Leave out the pictures and restate the rest of the data exactly.

>> BEGIN STORED ROWS

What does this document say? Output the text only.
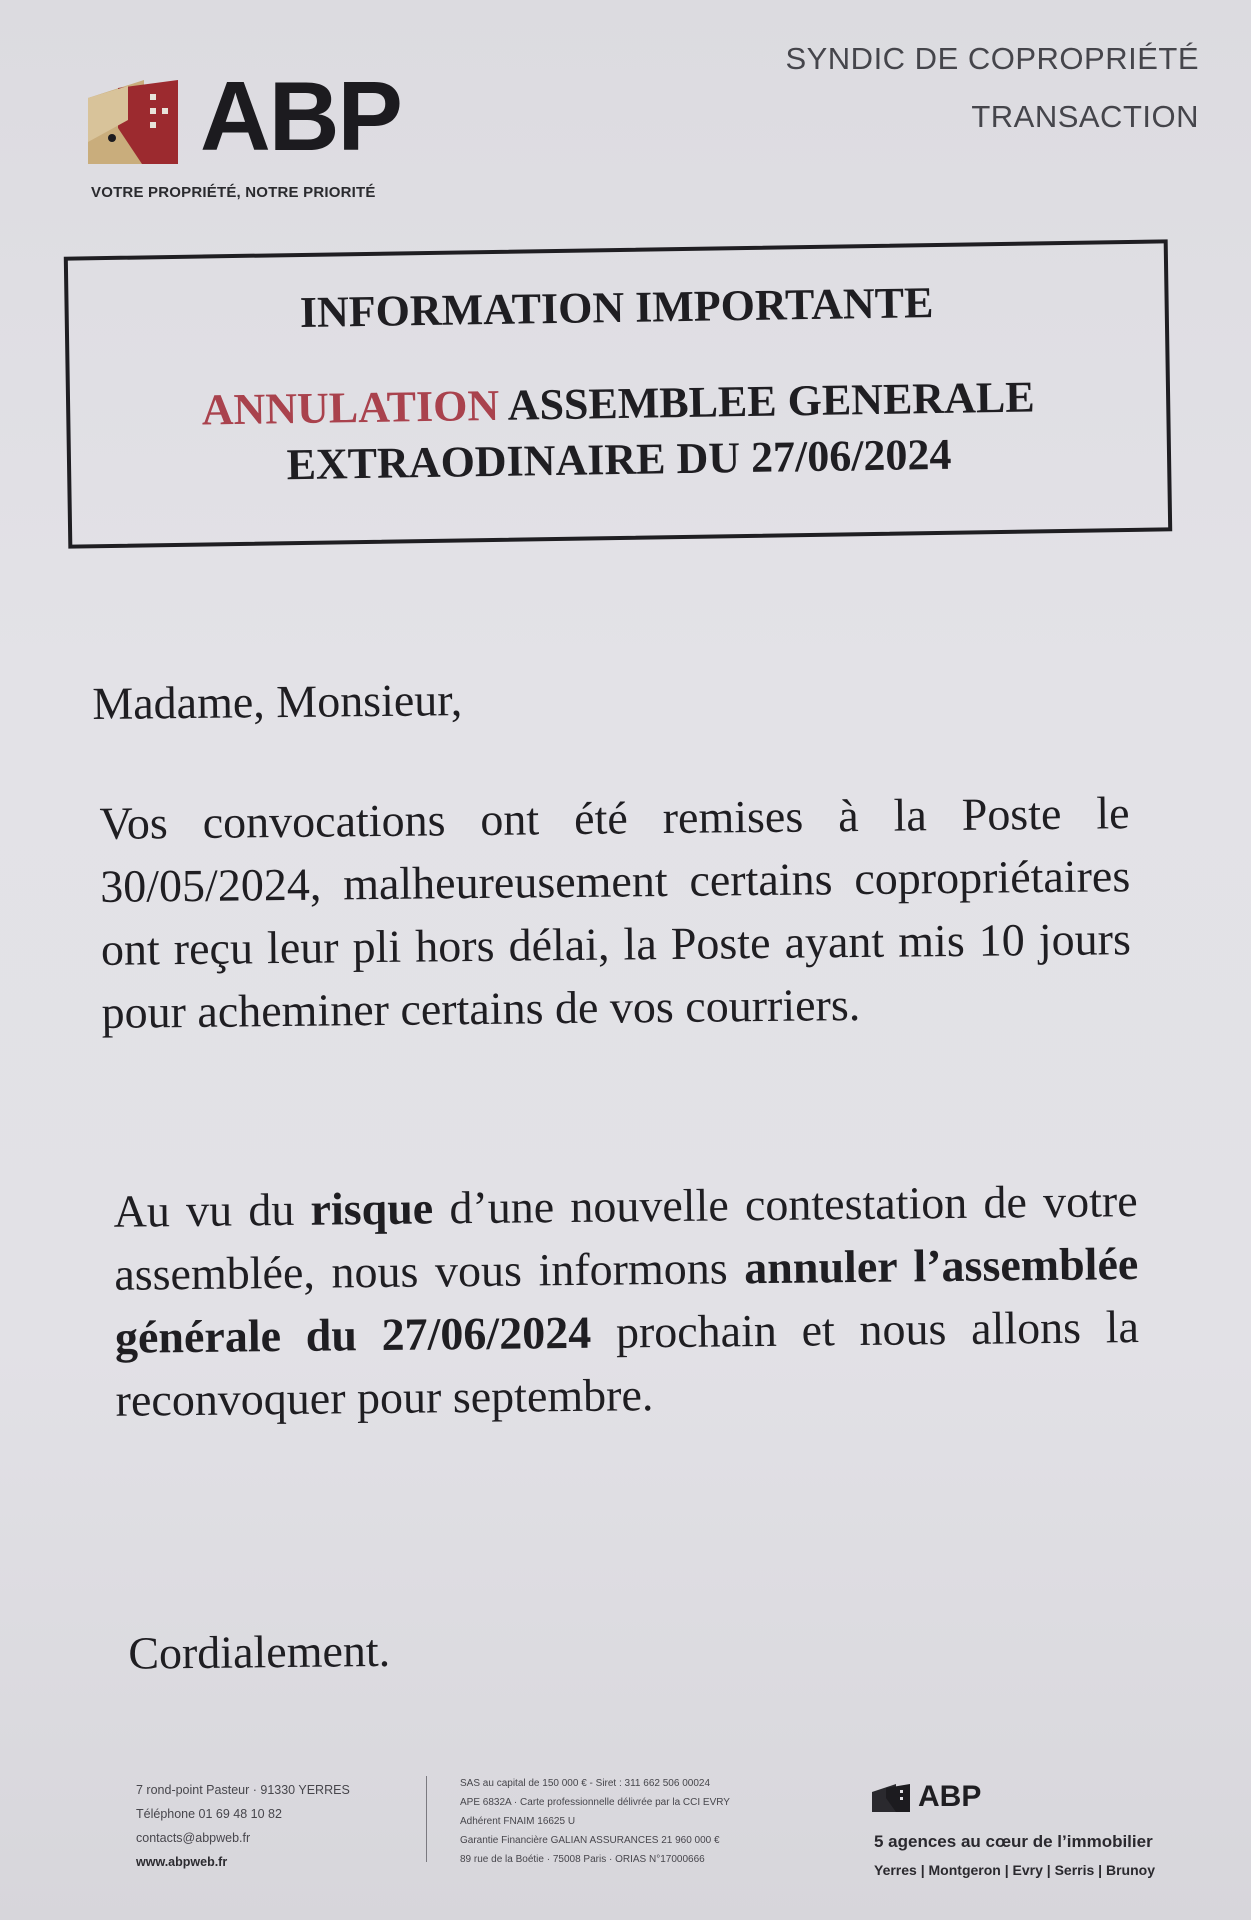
ABP
VOTRE PROPRIÉTÉ, NOTRE PRIORITÉ
SYNDIC DE COPROPRIÉTÉ
TRANSACTION
INFORMATION IMPORTANTE
ANNULATION ASSEMBLEE GENERALE
EXTRAODINAIRE DU 27/06/2024

Madame, Monsieur,

Vos convocations ont été remises à la Poste le 30/05/2024, malheureusement certains copropriétaires ont reçu leur pli hors délai, la Poste ayant mis 10 jours pour acheminer certains de vos courriers.

Au vu du risque d’une nouvelle contestation de votre assemblée, nous vous informons annuler l’assemblée générale du 27/06/2024 prochain et nous allons la reconvoquer pour septembre.

Cordialement.

7 rond-point Pasteur · 91330 YERRES
Téléphone 01 69 48 10 82
contacts@abpweb.fr
www.abpweb.fr
SAS au capital de 150 000 € - Siret : 311 662 506 00024
APE 6832A · Carte professionnelle délivrée par la CCI EVRY
Adhérent FNAIM 16625 U
Garantie Financière GALIAN ASSURANCES 21 960 000 €
89 rue de la Boétie · 75008 Paris · ORIAS N°17000666
ABP
5 agences au cœur de l’immobilier
Yerres | Montgeron | Evry | Serris | Brunoy
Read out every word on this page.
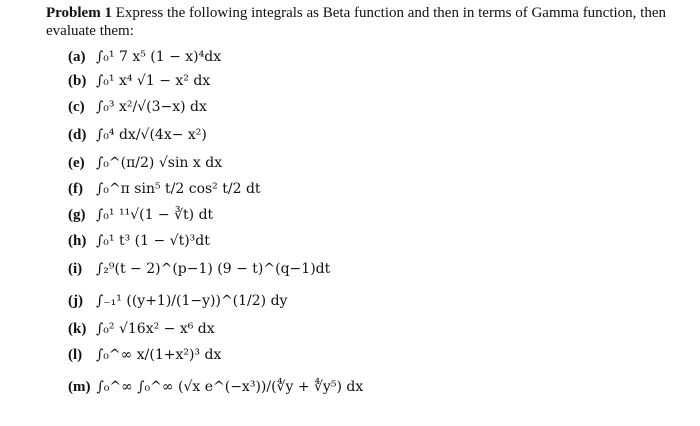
Problem 1 Express the following integrals as Beta function and then in terms of Gamma function, then evaluate them:
(a) ∫₀¹ 7 x⁵ (1 − x)⁴dx
(b) ∫₀¹ x⁴ √1 − x² dx
(c) ∫₀³ x²/√(3−x) dx
(d) ∫₀⁴ dx/√(4x− x²)
(e) ∫₀^(π/2) √sin x dx
(f) ∫₀^π sin⁵ t/2 cos² t/2 dt
(g) ∫₀¹ ¹¹√(1 − ∛t) dt
(h) ∫₀¹ t³ (1 − √t)³dt
(i) ∫₂⁹(t − 2)^(p−1) (9 − t)^(q−1)dt
(j) ∫₋₁¹ ((y+1)/(1−y))^(1/2) dy
(k) ∫₀² √16x² − x⁶ dx
(l) ∫₀^∞ x/(1+x²)³ dx
(m) ∫₀^∞ ∫₀^∞ (√x e^(−x³))/(∜y + ∜y⁵) dx
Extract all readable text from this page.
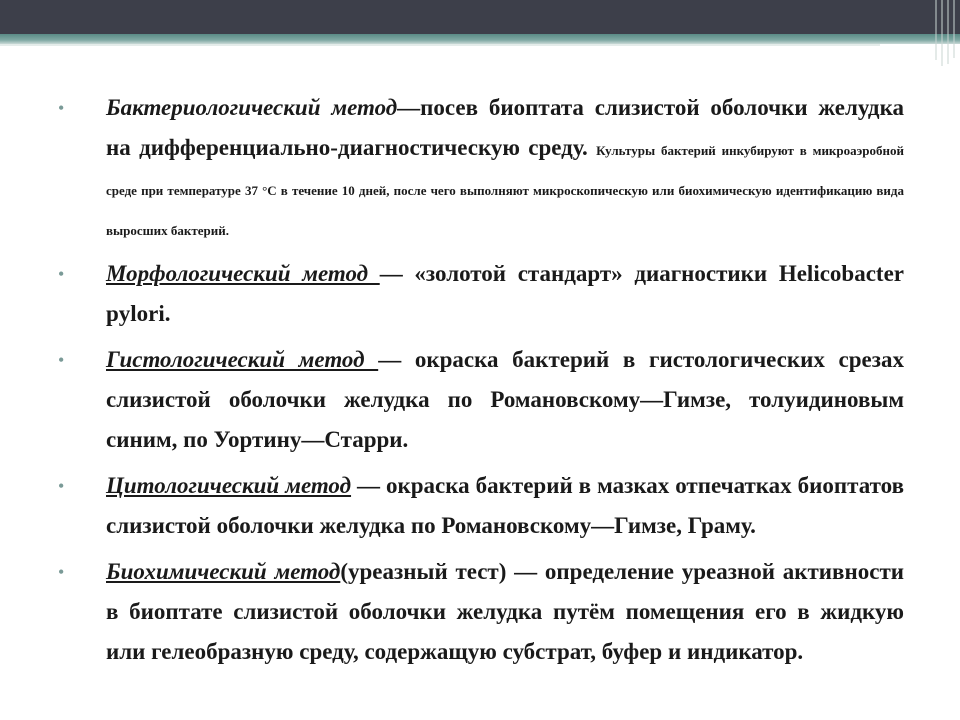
•	Бактериологический метод—посев биоптата слизистой оболочки желудка на дифференциально-диагностическую среду. Культуры бактерий инкубируют в микроаэробной среде при температуре 37 °С в течение 10 дней, после чего выполняют микроскопическую или биохимическую идентификацию вида выросших бактерий.
•	Морфологический метод — «золотой стандарт» диагностики Helicobacter pylori.
•	Гистологический метод — окраска бактерий в гистологических срезах слизистой оболочки желудка по Романовскому—Гимзе, толуидиновым синим, по Уортину—Старри.
•	Цитологический метод — окраска бактерий в мазках отпечатках биоптатов слизистой оболочки желудка по Романовскому—Гимзе, Граму.
•	Биохимический метод(уреазный тест) — определение уреазной активности в биоптате слизистой оболочки желудка путём помещения его в жидкую или гелеобразную среду, содержащую субстрат, буфер и индикатор.
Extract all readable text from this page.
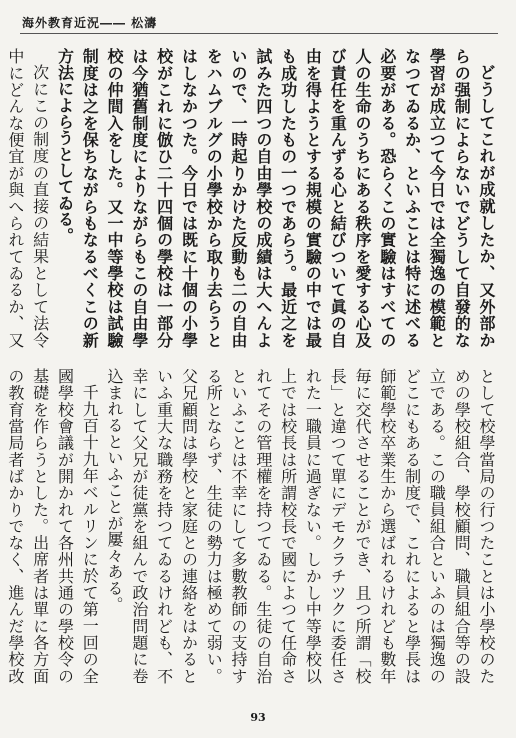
海外教育近況―― 松濤

どうしてこれが成就したか、又外部からの强制によらないでどうして自發的な學習が成立つて今日では全獨逸の模範となつてゐるか、といふことは特に述べる必要がある。恐らくこの實驗はすべての人の生命のうちにある秩序を愛する心及び責任を重んずる心と結びついて眞の自由を得ようとする規模の實驗の中では最も成功したもの一つであらう。最近之を試みた四つの自由學校の成績は大へんよいので、一時起りかけた反動も二の自由をハムブルグの小學校から取り去らうとはしなかつた。今日では既に十個の小學校がこれに倣ひ二十四個の學校は一部分は今猶舊制度によりながらもこの自由學校の仲間入をした。又一中等學校は試驗制度は之を保ちながらもなるべくこの新方法によらうとしてゐる。

次にこの制度の直接の結果として法令中にどんな便宜が與へられてゐるか、又

として校學當局の行つたことは小學校のための學校組合、學校顧問、職員組合等の設立である。この職員組合といふのは獨逸のどこにもある制度で、これによると學長は師範學校卒業生から選ばれるけれども數年毎に交代させることができ、且つ所謂「校長」と違つて單にデモクラチツクに委任された一職員に過ぎない。しかし中等學校以上では校長は所謂校長で國によつて任命されてその管理權を持つてゐる。生徒の自治といふことは不幸にして多數教師の支持する所とならず、生徒の勢力は極めて弱い。父兄顧問は學校と家庭との連絡をはかるといふ重大な職務を持つてゐるけれども、不幸にして父兄が徒黨を組んで政治問題に卷込まれるといふことが屢々ある。

千九百十九年ベルリンに於て第一回の全國學校會議が開かれて各州共通の學校令の基礎を作らうとした。出席者は單に各方面の教育當局者ばかりでなく、進んだ學校改

93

>> END STORED ROWS

§ **OUTPUT FOR THIS EXERCISE**
What does this document say? Output the text only.
ABP
VOTRE PROPRIÉTÉ, NOTRE PRIORITÉ
SYNDIC DE COPROPRIÉTÉ
TRANSACTION
INFORMATION IMPORTANTE
ANNULATION ASSEMBLEE GENERALE
EXTRAODINAIRE DU 27/06/2024

Madame, Monsieur,

Vos convocations ont été remises à la Poste le 30/05/2024, malheureusement certains copropriétaires ont reçu leur pli hors délai, la Poste ayant mis 10 jours pour acheminer certains de vos courriers.

Au vu du risque d’une nouvelle contestation de votre assemblée, nous vous informons annuler l’assemblée générale du 27/06/2024 prochain et nous allons la reconvoquer pour septembre.

Cordialement.

7 rond-point Pasteur · 91330 YERRES
Téléphone 01 69 48 10 82
contacts@abpweb.fr
www.abpweb.fr
SAS au capital de 150 000 € - Siret : 311 662 506 00024
APE 6832A · Carte professionnelle délivrée par la CCI EVRY
Adhérent FNAIM 16625 U
Garantie Financière GALIAN ASSURANCES 21 960 000 €
89 rue de la Boétie · 75008 Paris · ORIAS N°17000666
ABP
5 agences au cœur de l’immobilier
Yerres | Montgeron | Evry | Serris | Brunoy
Read out every word on this page.
Problem 1 Express the following integrals as Beta function and then in terms of Gamma function, then evaluate them:
(a) ∫₀¹ 7 x⁵ (1 − x)⁴dx
(b) ∫₀¹ x⁴ √1 − x² dx
(c) ∫₀³ x²/√(3−x) dx
(d) ∫₀⁴ dx/√(4x− x²)
(e) ∫₀^(π/2) √sin x dx
(f) ∫₀^π sin⁵ t/2 cos² t/2 dt
(g) ∫₀¹ ¹¹√(1 − ∛t) dt
(h) ∫₀¹ t³ (1 − √t)³dt
(i) ∫₂⁹(t − 2)^(p−1) (9 − t)^(q−1)dt
(j) ∫₋₁¹ ((y+1)/(1−y))^(1/2) dy
(k) ∫₀² √16x² − x⁶ dx
(l) ∫₀^∞ x/(1+x²)³ dx
(m) ∫₀^∞ ∫₀^∞ (√x e^(−x³))/(∜y + ∜y⁵) dx
Extract all readable text from this page.
•	Бактериологический метод—посев биоптата слизистой оболочки желудка на дифференциально-диагностическую среду. Культуры бактерий инкубируют в микроаэробной среде при температуре 37 °С в течение 10 дней, после чего выполняют микроскопическую или биохимическую идентификацию вида выросших бактерий.
•	Морфологический метод — «золотой стандарт» диагностики Helicobacter pylori.
•	Гистологический метод — окраска бактерий в гистологических срезах слизистой оболочки желудка по Романовскому—Гимзе, толуидиновым синим, по Уортину—Старри.
•	Цитологический метод — окраска бактерий в мазках отпечатках биоптатов слизистой оболочки желудка по Романовскому—Гимзе, Граму.
•	Биохимический метод(уреазный тест) — определение уреазной активности в биоптате слизистой оболочки желудка путём помещения его в жидкую или гелеобразную среду, содержащую субстрат, буфер и индикатор.
Extract all readable text from this page.
海外教育近況―― 松濤

どうしてこれが成就したか、又外部からの强制によらないでどうして自發的な學習が成立つて今日では全獨逸の模範となつてゐるか、といふことは特に述べる必要がある。恐らくこの實驗はすべての人の生命のうちにある秩序を愛する心及び責任を重んずる心と結びついて眞の自由を得ようとする規模の實驗の中では最も成功したもの一つであらう。最近之を試みた四つの自由學校の成績は大へんよいので、一時起りかけた反動も二の自由をハムブルグの小學校から取り去らうとはしなかつた。今日では既に十個の小學校がこれに倣ひ二十四個の學校は一部分は今猶舊制度によりながらもこの自由學校の仲間入をした。又一中等學校は試驗制度は之を保ちながらもなるべくこの新方法によらうとしてゐる。

次にこの制度の直接の結果として法令中にどんな便宜が與へられてゐるか、又

として校學當局の行つたことは小學校のための學校組合、學校顧問、職員組合等の設立である。この職員組合といふのは獨逸のどこにもある制度で、これによると學長は師範學校卒業生から選ばれるけれども數年毎に交代させることができ、且つ所謂「校長」と違つて單にデモクラチツクに委任された一職員に過ぎない。しかし中等學校以上では校長は所謂校長で國によつて任命されてその管理權を持つてゐる。生徒の自治といふことは不幸にして多數教師の支持する所とならず、生徒の勢力は極めて弱い。父兄顧問は學校と家庭との連絡をはかるといふ重大な職務を持つてゐるけれども、不幸にして父兄が徒黨を組んで政治問題に卷込まれるといふことが屢々ある。

千九百十九年ベルリンに於て第一回の全國學校會議が開かれて各州共通の學校令の基礎を作らうとした。出席者は單に各方面の教育當局者ばかりでなく、進んだ學校改

93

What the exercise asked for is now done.